## SHORT PROBLEM
Search the data below for the word "curve" and copy each line that holds it.

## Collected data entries

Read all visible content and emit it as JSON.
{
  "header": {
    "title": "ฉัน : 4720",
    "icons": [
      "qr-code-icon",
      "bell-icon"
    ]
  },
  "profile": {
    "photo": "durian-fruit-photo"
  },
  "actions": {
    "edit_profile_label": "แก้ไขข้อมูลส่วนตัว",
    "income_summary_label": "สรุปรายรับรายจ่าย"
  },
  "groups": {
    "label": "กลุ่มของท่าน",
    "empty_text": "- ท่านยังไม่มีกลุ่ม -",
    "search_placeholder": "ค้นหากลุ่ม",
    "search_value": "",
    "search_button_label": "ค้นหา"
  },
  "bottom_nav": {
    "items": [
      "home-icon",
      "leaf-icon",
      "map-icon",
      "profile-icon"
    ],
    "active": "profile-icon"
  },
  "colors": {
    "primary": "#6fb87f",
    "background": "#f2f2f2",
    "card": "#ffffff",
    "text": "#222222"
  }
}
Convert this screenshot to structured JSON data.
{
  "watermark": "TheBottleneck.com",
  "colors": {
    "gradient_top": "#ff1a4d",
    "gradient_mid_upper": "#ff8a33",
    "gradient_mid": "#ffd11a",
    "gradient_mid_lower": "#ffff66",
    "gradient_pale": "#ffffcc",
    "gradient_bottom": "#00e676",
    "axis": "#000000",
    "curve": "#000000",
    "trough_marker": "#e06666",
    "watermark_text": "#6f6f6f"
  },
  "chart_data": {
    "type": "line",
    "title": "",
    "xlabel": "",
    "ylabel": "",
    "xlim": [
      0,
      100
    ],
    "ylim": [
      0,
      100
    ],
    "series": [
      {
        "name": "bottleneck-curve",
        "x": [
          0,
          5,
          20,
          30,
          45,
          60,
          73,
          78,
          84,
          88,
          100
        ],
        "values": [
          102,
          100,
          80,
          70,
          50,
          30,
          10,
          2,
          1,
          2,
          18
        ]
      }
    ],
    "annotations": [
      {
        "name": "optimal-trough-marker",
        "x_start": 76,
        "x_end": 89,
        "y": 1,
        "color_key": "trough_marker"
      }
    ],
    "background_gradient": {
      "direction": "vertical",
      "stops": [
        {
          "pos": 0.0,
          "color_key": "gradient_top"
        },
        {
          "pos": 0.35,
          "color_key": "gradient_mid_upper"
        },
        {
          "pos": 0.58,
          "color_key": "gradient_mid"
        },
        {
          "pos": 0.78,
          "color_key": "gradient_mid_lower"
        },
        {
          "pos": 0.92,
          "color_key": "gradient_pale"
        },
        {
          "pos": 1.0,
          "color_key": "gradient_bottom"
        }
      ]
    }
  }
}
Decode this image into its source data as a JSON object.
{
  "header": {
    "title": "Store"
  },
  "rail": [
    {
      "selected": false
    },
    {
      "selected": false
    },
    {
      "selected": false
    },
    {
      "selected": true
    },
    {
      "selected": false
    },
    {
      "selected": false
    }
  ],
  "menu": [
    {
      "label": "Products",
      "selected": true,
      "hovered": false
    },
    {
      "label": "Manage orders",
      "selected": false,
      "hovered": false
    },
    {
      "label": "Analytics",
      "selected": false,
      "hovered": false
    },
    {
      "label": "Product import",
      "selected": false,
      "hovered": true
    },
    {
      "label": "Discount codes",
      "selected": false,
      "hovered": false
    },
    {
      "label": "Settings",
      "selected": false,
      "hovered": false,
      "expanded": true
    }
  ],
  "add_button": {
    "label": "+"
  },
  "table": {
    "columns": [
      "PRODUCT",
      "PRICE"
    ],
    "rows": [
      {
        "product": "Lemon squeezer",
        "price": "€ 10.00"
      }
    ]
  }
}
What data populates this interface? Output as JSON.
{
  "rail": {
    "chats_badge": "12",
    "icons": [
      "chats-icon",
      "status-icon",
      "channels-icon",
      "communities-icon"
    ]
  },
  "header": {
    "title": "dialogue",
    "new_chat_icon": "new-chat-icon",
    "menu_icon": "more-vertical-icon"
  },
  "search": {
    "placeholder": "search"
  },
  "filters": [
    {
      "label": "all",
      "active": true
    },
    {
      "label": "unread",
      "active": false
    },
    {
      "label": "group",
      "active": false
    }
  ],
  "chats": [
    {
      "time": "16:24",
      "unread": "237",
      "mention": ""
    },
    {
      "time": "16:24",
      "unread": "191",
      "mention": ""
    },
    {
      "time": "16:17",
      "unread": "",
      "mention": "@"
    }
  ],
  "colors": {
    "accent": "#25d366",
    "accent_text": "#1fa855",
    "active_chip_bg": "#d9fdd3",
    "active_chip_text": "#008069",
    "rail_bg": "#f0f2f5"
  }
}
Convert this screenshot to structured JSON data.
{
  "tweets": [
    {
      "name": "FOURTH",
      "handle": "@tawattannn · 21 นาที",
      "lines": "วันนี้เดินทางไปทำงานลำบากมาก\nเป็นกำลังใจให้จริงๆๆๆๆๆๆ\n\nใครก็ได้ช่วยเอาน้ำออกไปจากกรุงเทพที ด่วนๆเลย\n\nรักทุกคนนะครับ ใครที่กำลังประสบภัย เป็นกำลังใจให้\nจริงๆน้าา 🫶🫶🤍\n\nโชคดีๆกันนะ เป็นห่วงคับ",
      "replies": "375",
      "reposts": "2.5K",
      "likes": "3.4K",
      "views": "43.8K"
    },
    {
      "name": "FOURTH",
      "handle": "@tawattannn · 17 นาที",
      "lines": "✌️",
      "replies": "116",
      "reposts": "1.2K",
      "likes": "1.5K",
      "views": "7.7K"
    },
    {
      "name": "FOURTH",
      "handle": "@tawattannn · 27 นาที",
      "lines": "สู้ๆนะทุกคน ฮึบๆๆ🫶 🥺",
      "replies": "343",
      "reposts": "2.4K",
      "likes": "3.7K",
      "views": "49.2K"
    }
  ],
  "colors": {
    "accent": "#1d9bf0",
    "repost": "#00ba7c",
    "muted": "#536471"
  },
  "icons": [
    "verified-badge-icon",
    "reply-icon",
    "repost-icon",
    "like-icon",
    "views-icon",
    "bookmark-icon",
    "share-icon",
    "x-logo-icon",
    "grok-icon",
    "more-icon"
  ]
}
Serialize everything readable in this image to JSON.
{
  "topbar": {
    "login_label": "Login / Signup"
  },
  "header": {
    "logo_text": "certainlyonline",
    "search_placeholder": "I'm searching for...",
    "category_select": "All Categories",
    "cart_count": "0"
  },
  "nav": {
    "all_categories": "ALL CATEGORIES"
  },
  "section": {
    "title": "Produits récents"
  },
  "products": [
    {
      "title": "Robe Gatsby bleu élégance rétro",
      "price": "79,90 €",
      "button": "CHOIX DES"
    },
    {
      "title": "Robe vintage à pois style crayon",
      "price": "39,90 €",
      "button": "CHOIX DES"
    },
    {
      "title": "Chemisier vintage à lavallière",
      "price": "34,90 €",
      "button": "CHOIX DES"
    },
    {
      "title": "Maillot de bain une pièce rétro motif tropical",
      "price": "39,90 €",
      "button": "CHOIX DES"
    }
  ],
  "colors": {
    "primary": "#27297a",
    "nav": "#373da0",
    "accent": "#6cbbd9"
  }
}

## TASK RESULT
    "curve": "#000000",
        "name": "bottleneck-curve",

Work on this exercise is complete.